Single out each line with the word "Angle" and copy it.

Start of Excerpted records

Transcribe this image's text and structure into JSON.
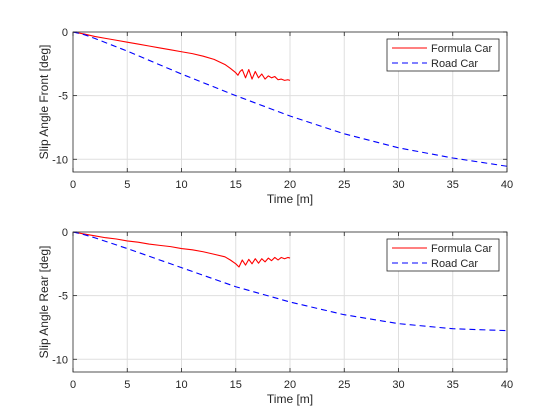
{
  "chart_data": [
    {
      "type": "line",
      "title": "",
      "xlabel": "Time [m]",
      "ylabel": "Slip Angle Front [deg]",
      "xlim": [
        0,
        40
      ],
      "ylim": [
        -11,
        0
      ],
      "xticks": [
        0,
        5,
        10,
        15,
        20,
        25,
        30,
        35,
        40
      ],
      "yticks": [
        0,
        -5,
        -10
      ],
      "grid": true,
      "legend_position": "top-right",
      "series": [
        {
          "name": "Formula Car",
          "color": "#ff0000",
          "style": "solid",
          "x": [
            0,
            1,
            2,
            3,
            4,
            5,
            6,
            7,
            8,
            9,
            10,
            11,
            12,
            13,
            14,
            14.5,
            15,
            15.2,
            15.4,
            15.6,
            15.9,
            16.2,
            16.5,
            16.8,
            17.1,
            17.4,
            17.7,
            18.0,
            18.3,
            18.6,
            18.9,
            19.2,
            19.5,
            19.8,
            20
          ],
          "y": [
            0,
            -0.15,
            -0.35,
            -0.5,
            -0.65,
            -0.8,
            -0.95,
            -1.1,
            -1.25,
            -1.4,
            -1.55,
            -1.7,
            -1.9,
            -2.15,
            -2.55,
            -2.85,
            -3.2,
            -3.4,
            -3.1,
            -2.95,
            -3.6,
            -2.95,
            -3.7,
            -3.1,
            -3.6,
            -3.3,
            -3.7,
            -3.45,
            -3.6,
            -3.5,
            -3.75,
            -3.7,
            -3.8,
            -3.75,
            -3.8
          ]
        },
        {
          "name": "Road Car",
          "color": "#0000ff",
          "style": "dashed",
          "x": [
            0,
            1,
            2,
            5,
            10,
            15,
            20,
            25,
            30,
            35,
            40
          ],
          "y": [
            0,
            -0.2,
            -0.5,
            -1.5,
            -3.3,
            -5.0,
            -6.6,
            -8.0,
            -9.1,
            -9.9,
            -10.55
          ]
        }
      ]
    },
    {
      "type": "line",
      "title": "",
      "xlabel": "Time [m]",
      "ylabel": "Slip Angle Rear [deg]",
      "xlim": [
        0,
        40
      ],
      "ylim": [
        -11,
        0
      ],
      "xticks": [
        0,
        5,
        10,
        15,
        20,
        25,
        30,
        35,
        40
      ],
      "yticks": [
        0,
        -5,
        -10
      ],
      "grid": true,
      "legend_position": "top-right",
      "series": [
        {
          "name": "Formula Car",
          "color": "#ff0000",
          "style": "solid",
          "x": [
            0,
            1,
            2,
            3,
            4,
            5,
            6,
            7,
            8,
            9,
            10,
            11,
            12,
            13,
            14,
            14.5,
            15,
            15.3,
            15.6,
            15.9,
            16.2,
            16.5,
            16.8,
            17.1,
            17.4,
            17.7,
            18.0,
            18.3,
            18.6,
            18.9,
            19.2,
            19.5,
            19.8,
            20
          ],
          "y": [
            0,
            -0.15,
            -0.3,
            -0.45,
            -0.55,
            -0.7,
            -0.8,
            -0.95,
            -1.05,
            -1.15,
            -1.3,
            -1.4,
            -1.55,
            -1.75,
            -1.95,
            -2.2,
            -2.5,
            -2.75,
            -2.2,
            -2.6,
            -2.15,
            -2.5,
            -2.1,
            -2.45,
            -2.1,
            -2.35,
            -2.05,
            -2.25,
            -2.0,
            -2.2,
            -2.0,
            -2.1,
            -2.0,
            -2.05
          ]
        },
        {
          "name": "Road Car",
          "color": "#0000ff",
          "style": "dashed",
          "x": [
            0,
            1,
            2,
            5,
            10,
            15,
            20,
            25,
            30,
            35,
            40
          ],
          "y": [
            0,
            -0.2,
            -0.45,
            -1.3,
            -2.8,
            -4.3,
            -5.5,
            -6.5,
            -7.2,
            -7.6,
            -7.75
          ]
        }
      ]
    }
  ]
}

End of Excerpted records

= Task solution =
      "ylabel": "Slip Angle Front [deg]",
      "ylabel": "Slip Angle Rear [deg]",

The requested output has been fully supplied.